Work to do => The answer should be a single number: how many lines of the entries below hold the word "this".

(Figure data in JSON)
— START —
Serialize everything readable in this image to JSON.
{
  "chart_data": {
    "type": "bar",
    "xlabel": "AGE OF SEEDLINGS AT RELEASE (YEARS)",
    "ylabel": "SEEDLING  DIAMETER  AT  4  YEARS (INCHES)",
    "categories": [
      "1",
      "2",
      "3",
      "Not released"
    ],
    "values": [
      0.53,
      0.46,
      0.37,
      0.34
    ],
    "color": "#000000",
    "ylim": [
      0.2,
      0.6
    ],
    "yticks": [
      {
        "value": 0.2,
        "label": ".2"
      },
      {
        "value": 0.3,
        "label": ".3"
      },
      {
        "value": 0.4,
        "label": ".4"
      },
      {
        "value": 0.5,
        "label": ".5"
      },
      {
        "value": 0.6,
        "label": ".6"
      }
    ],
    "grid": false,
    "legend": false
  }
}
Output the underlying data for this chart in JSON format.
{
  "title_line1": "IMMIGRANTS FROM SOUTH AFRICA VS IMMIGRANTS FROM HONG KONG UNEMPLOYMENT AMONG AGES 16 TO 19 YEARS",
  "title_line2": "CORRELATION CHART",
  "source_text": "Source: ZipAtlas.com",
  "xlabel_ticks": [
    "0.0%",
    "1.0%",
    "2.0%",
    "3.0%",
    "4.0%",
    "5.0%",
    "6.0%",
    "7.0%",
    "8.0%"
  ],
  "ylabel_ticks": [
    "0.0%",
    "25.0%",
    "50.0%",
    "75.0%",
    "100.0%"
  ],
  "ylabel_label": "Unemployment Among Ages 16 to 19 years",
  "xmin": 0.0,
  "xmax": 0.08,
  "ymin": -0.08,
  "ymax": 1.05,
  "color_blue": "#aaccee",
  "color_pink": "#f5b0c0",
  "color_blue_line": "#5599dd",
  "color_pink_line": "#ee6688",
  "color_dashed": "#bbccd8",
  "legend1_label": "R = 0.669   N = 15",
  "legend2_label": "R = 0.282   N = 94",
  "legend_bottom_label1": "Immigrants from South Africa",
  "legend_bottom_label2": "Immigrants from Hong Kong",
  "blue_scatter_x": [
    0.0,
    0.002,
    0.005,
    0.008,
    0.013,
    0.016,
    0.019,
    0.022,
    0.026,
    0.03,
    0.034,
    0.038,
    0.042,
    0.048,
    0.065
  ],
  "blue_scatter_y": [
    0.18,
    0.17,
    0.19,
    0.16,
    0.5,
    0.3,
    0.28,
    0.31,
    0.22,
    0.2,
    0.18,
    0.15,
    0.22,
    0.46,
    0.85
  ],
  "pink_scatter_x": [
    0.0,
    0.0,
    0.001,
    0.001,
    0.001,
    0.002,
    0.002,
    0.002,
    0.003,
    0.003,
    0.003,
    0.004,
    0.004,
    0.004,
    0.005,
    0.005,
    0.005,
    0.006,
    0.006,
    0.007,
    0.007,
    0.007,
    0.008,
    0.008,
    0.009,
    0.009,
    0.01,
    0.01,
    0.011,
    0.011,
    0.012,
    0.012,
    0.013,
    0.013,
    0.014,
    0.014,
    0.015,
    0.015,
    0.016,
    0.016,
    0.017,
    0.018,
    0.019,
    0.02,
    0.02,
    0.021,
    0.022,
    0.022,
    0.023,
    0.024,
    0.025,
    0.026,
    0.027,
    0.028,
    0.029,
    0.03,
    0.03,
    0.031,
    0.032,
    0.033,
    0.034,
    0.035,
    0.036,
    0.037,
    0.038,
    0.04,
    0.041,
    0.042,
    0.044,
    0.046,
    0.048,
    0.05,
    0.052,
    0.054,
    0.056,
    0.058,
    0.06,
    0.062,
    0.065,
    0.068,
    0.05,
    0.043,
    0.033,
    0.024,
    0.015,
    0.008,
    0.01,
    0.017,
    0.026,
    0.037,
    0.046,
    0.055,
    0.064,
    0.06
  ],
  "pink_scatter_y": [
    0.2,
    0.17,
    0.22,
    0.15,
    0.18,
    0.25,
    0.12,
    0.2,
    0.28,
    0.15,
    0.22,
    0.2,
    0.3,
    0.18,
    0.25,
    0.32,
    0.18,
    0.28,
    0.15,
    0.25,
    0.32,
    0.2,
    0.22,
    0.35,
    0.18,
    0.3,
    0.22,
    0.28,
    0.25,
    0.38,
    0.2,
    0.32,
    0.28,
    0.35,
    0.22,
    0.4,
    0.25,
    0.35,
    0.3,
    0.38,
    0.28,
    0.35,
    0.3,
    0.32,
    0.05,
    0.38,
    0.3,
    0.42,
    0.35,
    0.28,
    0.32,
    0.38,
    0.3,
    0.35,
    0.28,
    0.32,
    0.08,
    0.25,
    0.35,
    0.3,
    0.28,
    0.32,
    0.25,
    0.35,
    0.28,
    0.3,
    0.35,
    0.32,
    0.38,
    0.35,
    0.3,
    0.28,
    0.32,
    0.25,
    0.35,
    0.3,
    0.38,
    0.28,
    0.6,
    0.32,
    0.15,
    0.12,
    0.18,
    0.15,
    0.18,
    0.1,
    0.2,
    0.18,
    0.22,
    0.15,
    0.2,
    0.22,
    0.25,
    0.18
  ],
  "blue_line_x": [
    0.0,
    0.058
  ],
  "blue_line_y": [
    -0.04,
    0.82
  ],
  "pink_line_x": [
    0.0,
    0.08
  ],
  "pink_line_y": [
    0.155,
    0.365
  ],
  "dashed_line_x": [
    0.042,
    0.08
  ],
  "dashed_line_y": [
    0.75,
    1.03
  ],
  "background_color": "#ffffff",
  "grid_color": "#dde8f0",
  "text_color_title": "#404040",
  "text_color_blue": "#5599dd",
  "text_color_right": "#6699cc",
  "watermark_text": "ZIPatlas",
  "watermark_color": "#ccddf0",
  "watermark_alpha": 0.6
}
— END —
Result of the exercise => 2